[Document content entries]

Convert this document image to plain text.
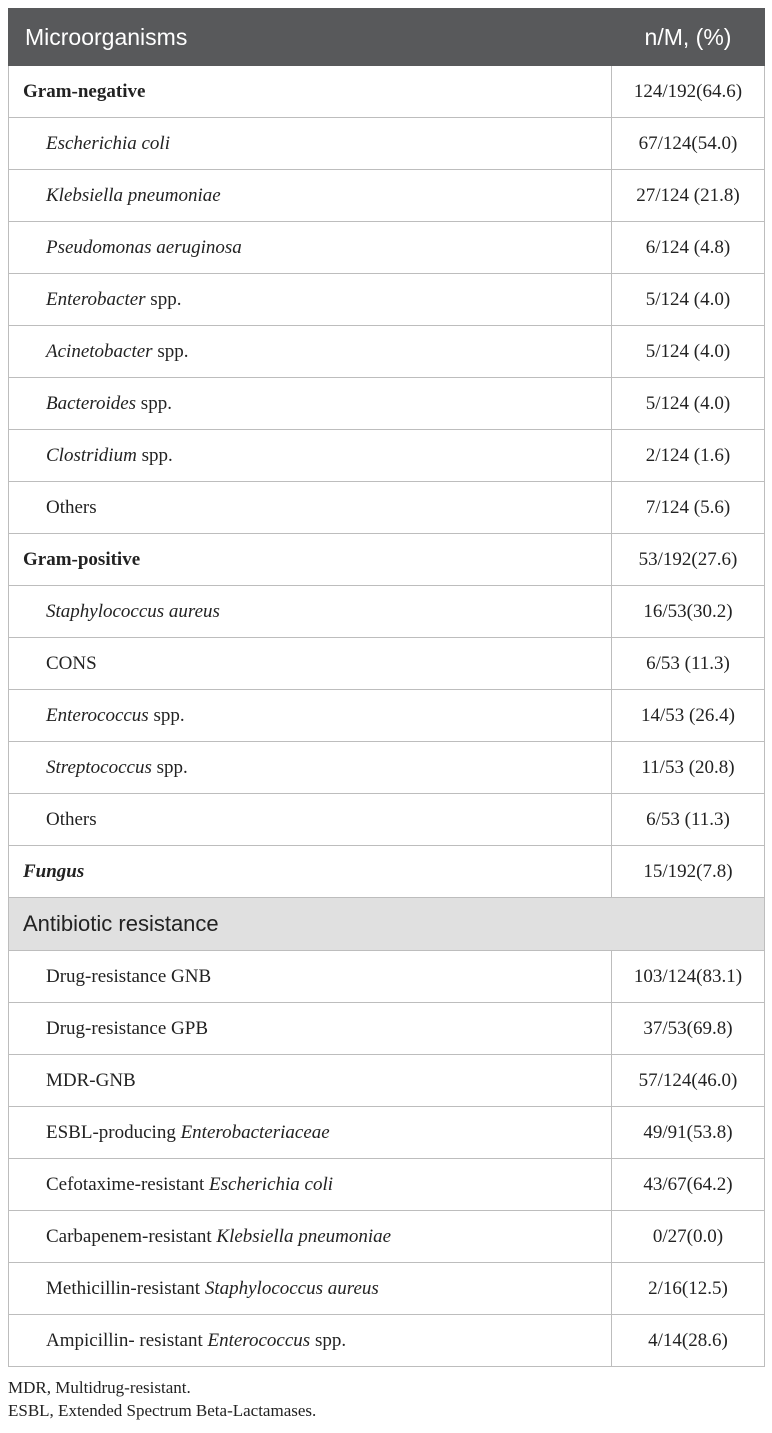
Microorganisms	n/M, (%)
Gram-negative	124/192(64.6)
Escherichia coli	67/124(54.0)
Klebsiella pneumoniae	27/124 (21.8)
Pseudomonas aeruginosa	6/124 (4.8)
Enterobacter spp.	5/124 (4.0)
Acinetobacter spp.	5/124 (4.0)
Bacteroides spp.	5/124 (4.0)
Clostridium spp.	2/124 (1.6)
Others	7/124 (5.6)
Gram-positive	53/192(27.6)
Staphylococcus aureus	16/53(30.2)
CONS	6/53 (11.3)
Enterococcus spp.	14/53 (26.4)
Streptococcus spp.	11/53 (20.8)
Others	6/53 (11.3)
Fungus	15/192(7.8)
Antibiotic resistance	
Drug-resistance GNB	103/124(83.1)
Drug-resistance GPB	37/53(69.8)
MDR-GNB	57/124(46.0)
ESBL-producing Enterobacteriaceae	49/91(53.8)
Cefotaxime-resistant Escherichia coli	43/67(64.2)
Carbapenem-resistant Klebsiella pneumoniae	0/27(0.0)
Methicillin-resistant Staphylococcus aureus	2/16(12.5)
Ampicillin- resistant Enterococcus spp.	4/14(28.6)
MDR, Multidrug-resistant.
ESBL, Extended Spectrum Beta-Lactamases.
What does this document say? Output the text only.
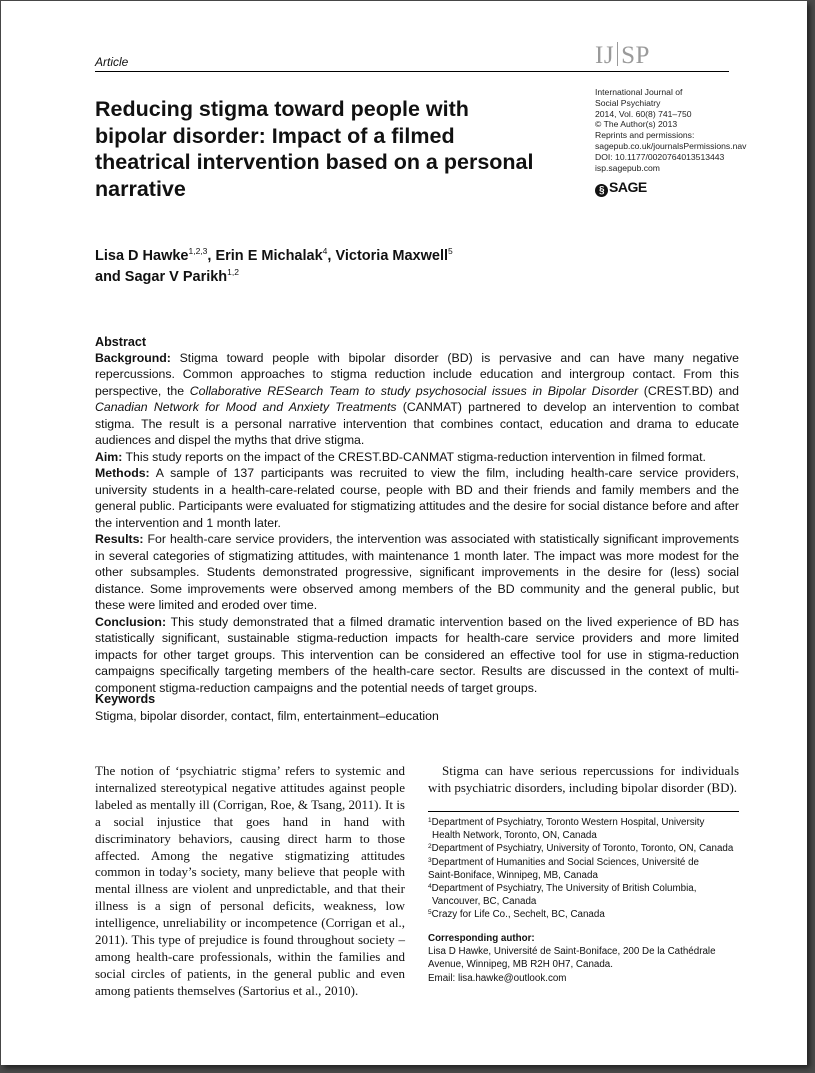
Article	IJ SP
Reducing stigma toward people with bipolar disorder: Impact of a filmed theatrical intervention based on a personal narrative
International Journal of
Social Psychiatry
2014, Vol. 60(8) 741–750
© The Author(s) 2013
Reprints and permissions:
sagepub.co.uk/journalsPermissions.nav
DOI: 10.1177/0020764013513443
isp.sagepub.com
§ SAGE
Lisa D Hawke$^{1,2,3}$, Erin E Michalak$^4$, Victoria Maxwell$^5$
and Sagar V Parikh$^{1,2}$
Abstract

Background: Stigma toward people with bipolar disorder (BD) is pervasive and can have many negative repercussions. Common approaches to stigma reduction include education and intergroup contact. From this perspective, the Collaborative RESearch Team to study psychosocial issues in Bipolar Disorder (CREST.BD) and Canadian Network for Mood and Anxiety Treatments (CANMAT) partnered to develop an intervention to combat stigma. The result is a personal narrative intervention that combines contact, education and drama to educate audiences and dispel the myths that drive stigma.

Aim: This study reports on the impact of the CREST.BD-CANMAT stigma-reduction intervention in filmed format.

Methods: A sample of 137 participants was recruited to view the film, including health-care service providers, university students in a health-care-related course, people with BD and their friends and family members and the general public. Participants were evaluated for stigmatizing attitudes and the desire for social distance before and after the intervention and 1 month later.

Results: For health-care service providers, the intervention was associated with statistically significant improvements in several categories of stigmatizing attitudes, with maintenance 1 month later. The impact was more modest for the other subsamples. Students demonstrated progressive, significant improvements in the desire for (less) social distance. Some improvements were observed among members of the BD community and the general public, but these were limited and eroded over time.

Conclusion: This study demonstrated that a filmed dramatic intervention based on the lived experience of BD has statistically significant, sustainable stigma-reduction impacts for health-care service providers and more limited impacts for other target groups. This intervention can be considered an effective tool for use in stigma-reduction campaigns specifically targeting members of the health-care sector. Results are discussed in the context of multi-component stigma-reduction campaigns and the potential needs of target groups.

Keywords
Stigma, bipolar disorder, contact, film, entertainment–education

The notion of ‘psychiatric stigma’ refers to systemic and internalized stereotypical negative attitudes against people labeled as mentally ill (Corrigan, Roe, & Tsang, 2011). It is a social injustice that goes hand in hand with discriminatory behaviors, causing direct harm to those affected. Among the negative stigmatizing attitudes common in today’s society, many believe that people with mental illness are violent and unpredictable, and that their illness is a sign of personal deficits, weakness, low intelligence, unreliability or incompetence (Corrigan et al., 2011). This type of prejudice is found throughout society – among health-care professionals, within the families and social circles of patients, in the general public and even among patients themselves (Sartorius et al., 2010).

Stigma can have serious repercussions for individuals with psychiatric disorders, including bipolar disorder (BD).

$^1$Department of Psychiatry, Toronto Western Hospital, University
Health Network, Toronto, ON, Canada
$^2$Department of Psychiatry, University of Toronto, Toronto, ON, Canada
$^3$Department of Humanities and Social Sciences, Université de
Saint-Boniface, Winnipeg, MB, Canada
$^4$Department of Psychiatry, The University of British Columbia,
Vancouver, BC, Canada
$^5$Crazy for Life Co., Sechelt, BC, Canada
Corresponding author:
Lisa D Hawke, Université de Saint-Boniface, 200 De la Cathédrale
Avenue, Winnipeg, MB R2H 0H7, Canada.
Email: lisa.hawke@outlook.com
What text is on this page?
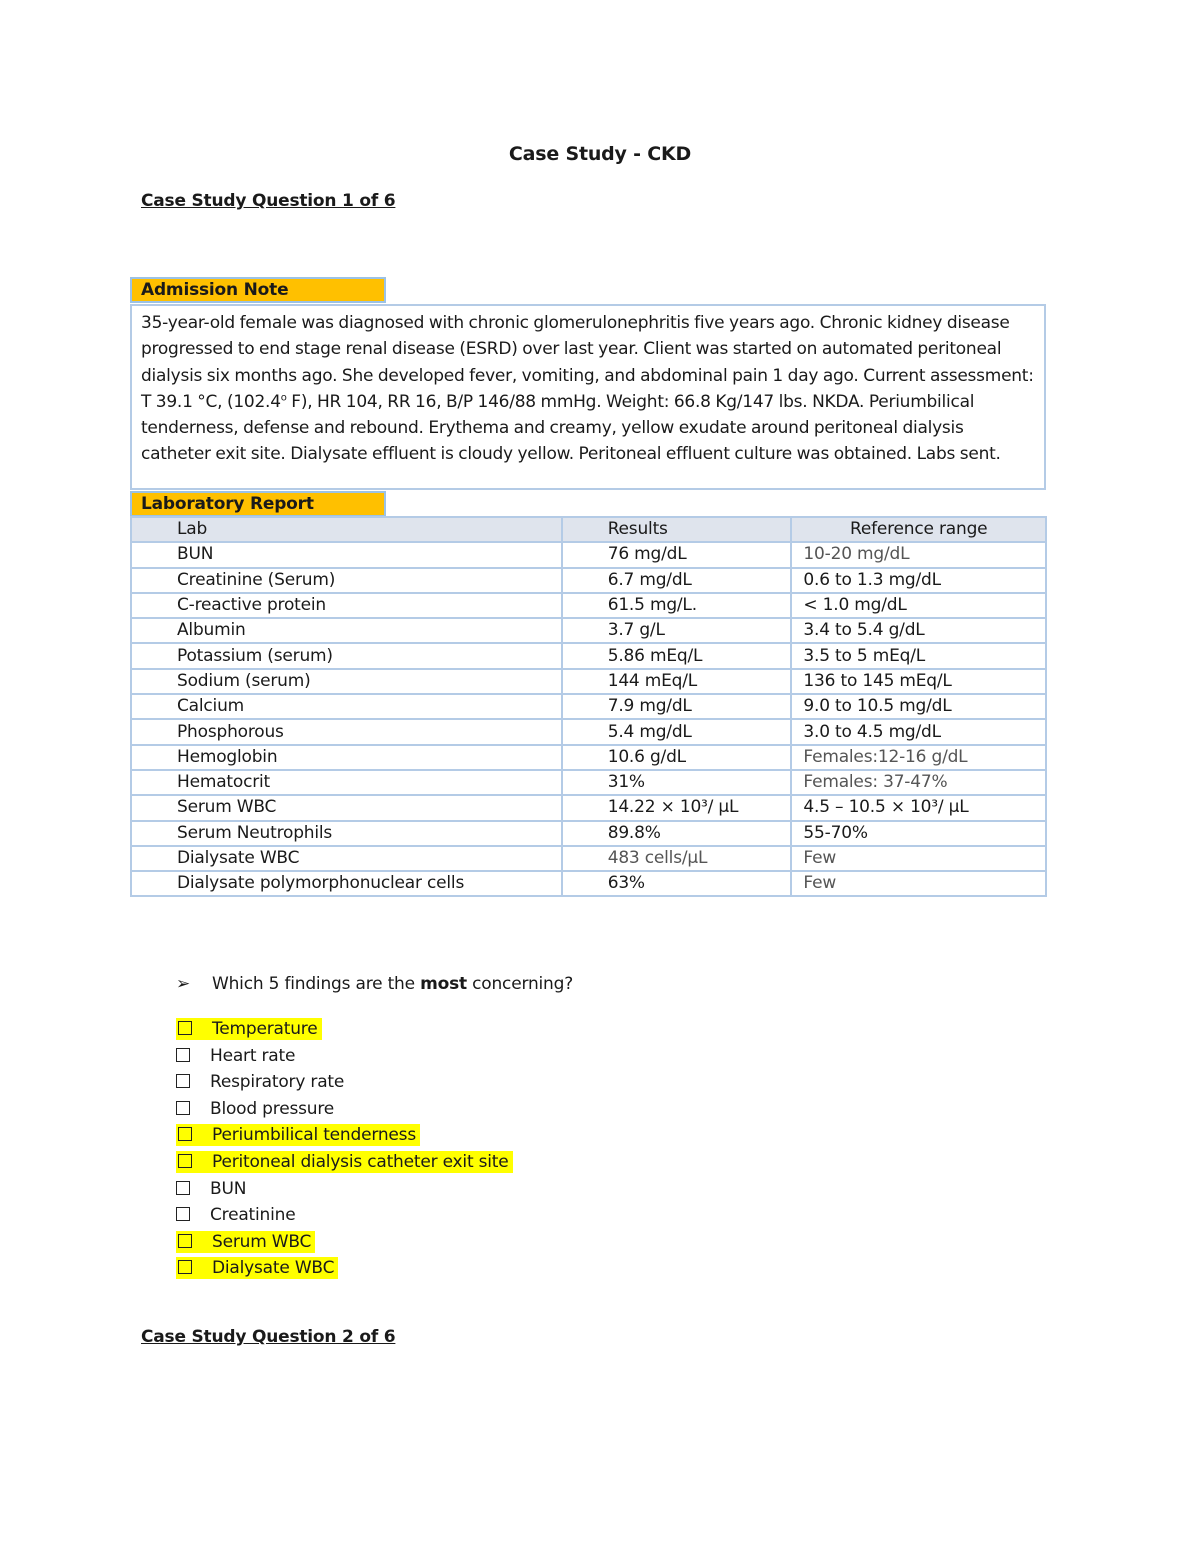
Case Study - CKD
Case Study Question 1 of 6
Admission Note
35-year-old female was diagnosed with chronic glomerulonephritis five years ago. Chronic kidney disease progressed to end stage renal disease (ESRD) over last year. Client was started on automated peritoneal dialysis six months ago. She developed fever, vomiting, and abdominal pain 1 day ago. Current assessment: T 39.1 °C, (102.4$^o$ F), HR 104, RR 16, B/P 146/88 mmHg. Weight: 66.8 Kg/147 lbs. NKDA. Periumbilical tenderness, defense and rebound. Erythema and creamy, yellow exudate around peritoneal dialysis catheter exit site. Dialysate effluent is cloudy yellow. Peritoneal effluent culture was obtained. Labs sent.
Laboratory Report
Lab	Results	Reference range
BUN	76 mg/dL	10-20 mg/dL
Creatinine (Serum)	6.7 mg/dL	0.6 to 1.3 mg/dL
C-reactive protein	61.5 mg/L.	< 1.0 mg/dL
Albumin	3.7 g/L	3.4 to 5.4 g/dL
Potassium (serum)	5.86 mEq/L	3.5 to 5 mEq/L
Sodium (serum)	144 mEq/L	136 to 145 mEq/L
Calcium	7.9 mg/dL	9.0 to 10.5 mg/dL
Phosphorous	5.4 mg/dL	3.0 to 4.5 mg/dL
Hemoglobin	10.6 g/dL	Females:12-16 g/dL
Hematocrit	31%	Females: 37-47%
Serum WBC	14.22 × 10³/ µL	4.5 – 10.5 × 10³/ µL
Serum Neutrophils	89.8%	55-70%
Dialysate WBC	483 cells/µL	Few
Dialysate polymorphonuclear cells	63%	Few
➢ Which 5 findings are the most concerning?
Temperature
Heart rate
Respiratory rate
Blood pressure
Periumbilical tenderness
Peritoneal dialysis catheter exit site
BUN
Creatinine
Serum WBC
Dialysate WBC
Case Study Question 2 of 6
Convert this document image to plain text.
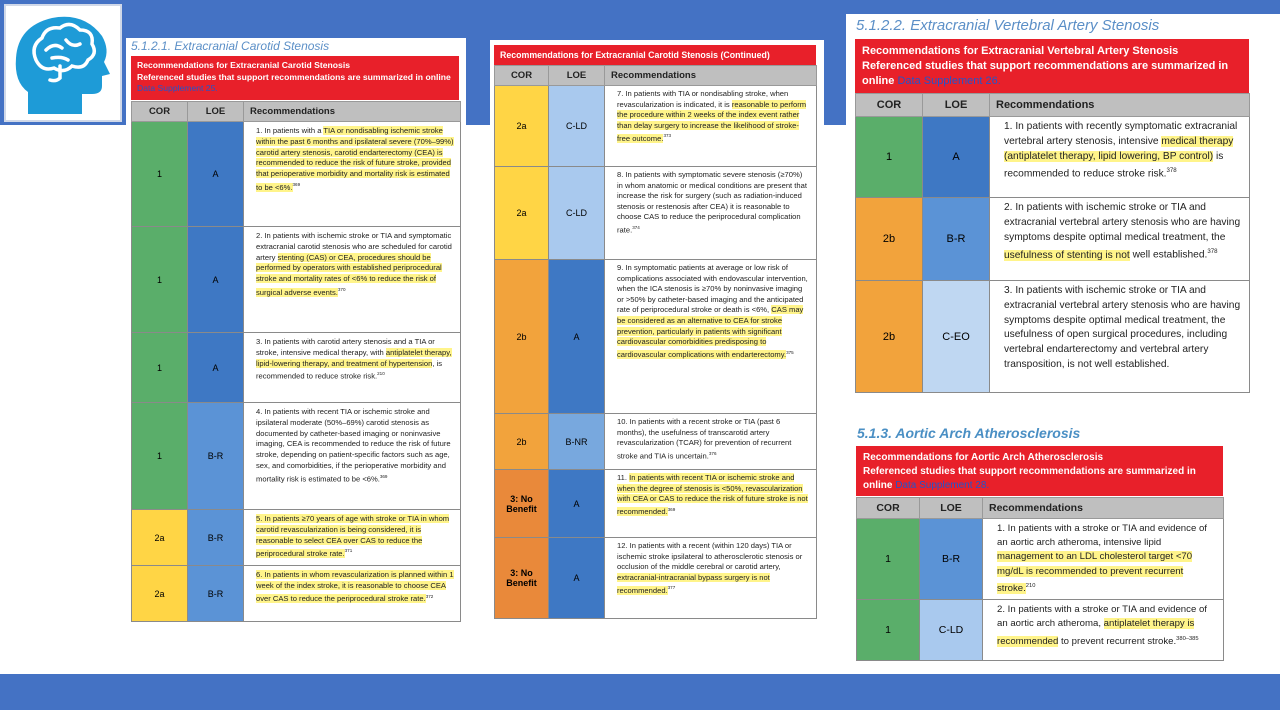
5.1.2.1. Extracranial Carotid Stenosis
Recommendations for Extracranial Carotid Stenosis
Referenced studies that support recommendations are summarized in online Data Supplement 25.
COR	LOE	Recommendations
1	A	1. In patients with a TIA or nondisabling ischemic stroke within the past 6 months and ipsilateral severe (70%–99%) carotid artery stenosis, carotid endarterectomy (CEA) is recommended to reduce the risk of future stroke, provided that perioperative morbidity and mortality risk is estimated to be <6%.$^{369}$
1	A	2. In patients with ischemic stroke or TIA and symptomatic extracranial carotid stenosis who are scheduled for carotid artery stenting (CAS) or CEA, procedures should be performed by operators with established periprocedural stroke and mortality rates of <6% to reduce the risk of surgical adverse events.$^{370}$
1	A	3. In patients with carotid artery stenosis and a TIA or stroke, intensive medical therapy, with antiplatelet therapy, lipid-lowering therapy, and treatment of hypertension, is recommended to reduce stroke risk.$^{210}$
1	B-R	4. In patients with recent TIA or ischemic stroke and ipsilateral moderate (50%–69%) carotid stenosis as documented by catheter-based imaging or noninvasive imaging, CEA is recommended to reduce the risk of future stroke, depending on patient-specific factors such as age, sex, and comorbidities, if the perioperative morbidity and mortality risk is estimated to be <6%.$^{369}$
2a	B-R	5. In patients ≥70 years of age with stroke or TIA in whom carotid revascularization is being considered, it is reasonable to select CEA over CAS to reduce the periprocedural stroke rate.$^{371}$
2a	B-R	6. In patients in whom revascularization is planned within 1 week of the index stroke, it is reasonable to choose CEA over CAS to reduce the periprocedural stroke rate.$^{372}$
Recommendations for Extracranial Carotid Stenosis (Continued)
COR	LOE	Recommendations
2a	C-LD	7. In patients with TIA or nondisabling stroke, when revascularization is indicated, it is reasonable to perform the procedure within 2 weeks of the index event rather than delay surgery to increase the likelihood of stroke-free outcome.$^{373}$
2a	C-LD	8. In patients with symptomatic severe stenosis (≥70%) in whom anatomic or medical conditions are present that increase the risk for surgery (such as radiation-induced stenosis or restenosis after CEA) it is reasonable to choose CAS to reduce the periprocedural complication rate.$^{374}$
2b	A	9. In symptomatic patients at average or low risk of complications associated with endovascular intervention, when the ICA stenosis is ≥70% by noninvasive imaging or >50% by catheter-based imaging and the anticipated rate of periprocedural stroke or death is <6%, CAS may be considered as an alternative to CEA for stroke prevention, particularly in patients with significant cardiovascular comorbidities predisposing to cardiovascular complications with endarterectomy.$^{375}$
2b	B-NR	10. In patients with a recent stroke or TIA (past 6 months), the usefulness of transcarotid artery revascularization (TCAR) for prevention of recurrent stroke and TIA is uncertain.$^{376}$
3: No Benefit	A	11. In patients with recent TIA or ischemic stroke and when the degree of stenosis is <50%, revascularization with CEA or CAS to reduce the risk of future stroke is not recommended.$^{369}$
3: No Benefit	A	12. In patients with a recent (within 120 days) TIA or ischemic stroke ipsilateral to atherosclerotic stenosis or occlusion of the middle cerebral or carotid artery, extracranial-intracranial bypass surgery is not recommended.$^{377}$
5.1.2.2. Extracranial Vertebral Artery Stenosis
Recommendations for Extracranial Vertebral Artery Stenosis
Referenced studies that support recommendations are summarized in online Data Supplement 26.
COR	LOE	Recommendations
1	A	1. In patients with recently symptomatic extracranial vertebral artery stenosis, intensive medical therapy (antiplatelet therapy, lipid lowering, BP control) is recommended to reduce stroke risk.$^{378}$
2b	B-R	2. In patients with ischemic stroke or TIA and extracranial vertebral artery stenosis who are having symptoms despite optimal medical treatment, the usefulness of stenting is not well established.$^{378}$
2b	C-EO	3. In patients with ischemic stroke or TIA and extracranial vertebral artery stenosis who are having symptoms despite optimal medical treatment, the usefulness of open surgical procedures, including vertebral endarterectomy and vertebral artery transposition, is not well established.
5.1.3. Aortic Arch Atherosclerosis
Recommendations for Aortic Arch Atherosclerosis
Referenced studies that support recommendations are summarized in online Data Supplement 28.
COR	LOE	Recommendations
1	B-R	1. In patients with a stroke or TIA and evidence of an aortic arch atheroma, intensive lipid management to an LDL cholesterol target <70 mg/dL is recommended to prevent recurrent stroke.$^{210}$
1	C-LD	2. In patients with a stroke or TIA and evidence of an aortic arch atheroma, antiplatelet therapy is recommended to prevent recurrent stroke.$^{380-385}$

## GOAL OF THE EXERCISE
Look through the entries above. Extract each line with the word "Staphylococcus".

## ANSWER TO THIS TASK
Staphylococcus aureus	16/53(30.2)
Methicillin-resistant Staphylococcus aureus	2/16(12.5)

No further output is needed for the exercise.